## Exercise goal
Rewrite the lines of the records as a numbered list, starting at the first line of the records and ending at the line containing "view-tiles-button[interactable]: ▥ (710, 461, 724, 472)", with that line included. Leave out any blank lines.

================

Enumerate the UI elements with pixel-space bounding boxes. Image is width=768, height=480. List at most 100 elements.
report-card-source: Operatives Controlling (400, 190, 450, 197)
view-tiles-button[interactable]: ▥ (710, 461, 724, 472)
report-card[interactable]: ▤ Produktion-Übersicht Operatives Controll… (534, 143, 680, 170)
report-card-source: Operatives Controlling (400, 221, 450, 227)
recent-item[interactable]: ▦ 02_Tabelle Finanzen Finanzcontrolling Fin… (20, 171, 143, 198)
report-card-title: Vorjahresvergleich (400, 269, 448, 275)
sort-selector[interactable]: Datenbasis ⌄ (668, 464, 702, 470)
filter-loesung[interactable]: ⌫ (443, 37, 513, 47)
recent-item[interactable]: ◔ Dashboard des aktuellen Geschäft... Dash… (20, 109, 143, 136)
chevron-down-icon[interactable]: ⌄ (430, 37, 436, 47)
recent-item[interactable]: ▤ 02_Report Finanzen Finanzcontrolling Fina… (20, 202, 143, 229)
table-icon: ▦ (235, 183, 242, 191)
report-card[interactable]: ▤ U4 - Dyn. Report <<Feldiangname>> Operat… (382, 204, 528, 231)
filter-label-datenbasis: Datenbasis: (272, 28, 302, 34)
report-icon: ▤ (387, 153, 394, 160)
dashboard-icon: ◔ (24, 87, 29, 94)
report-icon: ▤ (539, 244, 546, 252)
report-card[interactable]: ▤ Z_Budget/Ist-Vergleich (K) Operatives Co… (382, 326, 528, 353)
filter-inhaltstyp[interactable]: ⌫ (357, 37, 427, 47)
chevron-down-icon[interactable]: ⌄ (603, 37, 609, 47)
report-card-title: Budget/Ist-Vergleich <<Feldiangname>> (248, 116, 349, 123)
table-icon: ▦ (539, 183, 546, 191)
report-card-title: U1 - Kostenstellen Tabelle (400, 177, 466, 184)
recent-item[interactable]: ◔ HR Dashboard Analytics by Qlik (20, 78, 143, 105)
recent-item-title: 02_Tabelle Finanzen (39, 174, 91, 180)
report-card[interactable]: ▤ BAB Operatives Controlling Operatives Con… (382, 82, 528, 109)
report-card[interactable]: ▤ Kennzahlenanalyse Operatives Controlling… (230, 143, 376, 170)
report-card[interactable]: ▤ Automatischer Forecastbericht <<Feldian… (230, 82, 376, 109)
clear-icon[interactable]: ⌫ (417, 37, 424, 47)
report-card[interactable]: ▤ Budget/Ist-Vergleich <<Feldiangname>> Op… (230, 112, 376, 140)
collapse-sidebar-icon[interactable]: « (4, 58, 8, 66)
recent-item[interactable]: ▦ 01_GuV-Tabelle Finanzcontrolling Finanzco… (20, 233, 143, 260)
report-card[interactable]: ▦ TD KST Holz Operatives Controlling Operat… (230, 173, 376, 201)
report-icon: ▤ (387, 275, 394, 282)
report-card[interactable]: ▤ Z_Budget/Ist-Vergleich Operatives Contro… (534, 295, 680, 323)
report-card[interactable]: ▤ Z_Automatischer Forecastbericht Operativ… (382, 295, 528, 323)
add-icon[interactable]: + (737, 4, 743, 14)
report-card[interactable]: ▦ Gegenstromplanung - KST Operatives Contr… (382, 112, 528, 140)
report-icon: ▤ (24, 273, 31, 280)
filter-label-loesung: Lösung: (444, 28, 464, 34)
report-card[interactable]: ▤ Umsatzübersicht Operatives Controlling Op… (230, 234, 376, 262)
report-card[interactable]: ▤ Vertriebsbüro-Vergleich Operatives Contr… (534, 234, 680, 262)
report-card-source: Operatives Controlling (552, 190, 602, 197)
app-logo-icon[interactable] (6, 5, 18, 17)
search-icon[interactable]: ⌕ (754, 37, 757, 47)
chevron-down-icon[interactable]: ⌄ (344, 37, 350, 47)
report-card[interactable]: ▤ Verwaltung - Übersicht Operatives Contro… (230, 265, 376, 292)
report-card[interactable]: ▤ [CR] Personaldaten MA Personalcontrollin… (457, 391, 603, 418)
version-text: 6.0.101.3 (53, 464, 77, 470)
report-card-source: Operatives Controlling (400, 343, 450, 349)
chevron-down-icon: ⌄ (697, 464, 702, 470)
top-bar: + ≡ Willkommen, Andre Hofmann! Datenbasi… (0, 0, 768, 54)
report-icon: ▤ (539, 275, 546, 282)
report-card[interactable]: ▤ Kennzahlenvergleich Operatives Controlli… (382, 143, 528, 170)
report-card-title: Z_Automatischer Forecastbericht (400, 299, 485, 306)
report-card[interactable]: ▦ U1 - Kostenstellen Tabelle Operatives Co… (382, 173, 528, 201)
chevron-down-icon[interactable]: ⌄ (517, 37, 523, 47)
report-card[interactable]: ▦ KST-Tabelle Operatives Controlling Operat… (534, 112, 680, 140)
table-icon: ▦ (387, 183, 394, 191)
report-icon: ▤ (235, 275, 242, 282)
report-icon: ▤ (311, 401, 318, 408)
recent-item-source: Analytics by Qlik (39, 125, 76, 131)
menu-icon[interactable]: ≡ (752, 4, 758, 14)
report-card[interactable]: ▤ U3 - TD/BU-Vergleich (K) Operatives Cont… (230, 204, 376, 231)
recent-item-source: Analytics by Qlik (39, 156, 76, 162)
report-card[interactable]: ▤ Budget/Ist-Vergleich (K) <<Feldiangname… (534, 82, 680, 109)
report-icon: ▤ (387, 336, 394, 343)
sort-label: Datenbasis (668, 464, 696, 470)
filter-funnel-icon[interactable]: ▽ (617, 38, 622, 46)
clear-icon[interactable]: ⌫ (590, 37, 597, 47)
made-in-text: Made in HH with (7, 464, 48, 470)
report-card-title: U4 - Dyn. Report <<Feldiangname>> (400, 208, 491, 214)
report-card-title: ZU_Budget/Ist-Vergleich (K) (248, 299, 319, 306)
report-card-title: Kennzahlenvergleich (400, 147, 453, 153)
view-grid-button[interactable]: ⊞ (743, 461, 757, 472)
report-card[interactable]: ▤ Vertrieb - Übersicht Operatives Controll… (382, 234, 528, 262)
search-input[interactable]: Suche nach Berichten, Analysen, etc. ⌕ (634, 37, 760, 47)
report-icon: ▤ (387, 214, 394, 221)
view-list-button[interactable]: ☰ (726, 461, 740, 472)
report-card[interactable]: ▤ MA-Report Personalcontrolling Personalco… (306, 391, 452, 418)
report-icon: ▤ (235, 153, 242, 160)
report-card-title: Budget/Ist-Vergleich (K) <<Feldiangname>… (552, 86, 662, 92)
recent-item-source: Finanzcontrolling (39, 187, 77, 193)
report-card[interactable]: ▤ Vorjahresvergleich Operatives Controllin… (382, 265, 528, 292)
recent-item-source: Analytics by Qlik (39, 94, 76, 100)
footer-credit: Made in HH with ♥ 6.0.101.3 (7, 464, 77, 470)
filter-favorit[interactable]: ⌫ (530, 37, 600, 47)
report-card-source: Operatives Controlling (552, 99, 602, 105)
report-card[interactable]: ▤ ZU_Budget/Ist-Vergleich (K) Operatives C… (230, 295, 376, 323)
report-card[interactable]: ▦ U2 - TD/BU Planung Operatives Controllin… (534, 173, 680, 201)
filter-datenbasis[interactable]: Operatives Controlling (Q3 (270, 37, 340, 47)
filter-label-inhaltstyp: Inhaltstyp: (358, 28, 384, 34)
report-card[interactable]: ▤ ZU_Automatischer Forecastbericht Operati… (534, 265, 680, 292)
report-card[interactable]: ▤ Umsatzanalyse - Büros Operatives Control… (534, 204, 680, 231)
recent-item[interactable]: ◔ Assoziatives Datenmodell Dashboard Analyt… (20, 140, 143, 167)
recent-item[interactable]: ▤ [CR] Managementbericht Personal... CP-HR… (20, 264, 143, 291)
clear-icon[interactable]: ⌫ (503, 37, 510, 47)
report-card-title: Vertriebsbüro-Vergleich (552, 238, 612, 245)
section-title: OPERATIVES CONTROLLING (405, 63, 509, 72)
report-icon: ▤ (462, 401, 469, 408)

================

## Exercise result
1. Enumerate the UI elements with pixel-space bounding boxes. Image is width=768, height=480. List at most 100 elements.
2. report-card-source: Operatives Controlling (400, 190, 450, 197)
3. view-tiles-button[interactable]: ▥ (710, 461, 724, 472)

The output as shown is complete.